• [Requirement]: Every line below that includes "title" counts toward the total. Report that total alone.

· · · · ·

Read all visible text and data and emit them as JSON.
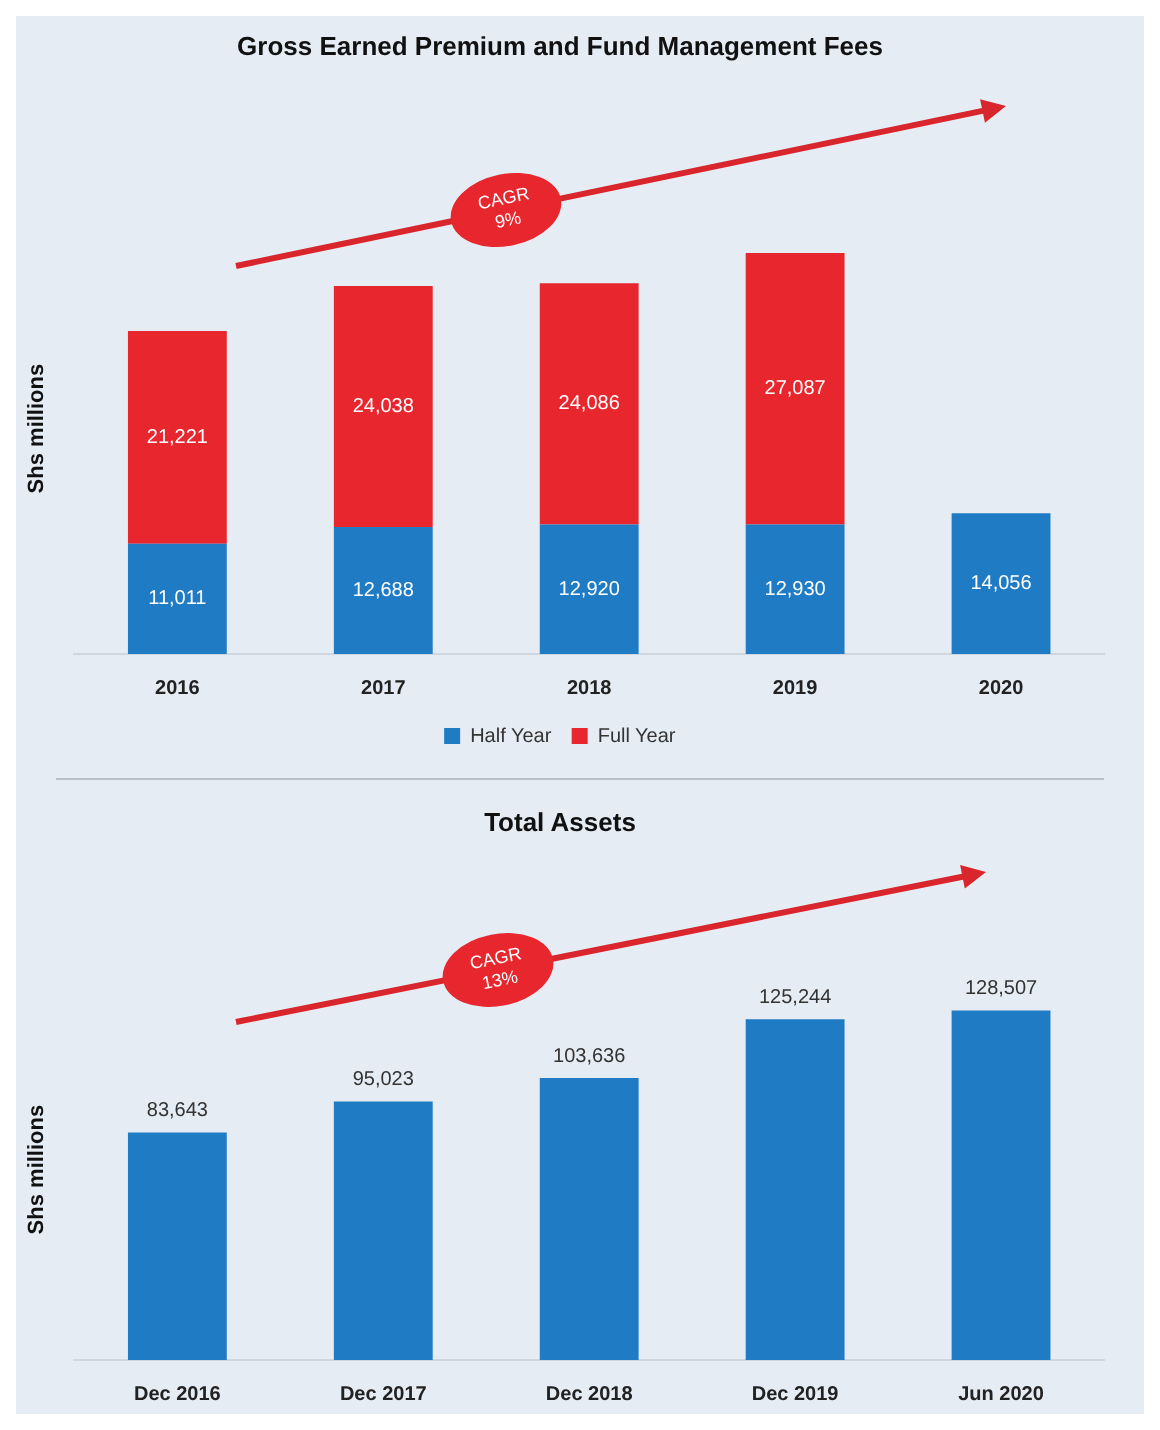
{
  "chart_data": [
    {
      "type": "bar",
      "title": "Gross Earned Premium and Fund Management Fees",
      "ylabel": "Shs millions",
      "categories": [
        "2016",
        "2017",
        "2018",
        "2019",
        "2020"
      ],
      "stacked": true,
      "series": [
        {
          "name": "Half Year",
          "color": "#1f7bc4",
          "values": [
            11011,
            12688,
            12920,
            12930,
            14056
          ],
          "value_labels": [
            "11,011",
            "12,688",
            "12,920",
            "12,930",
            "14,056"
          ]
        },
        {
          "name": "Full Year",
          "color": "#e8262d",
          "values": [
            21221,
            24038,
            24086,
            27087,
            null
          ],
          "value_labels": [
            "21,221",
            "24,038",
            "24,086",
            "27,087",
            null
          ]
        }
      ],
      "legend": "bottom",
      "tick_labels": "x",
      "grid": false,
      "annotations": [
        "CAGR 9%"
      ]
    },
    {
      "type": "bar",
      "title": "Total Assets",
      "ylabel": "Shs millions",
      "categories": [
        "Dec 2016",
        "Dec 2017",
        "Dec 2018",
        "Dec 2019",
        "Jun 2020"
      ],
      "series": [
        {
          "color": "#1f7bc4",
          "values": [
            83643,
            95023,
            103636,
            125244,
            128507
          ],
          "value_labels": [
            "83,643",
            "95,023",
            "103,636",
            "125,244",
            "128,507"
          ]
        }
      ],
      "legend": false,
      "tick_labels": "x",
      "grid": false,
      "annotations": [
        "CAGR 13%"
      ]
    }
  ]
}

· · · · ·

• [Task answer]: 2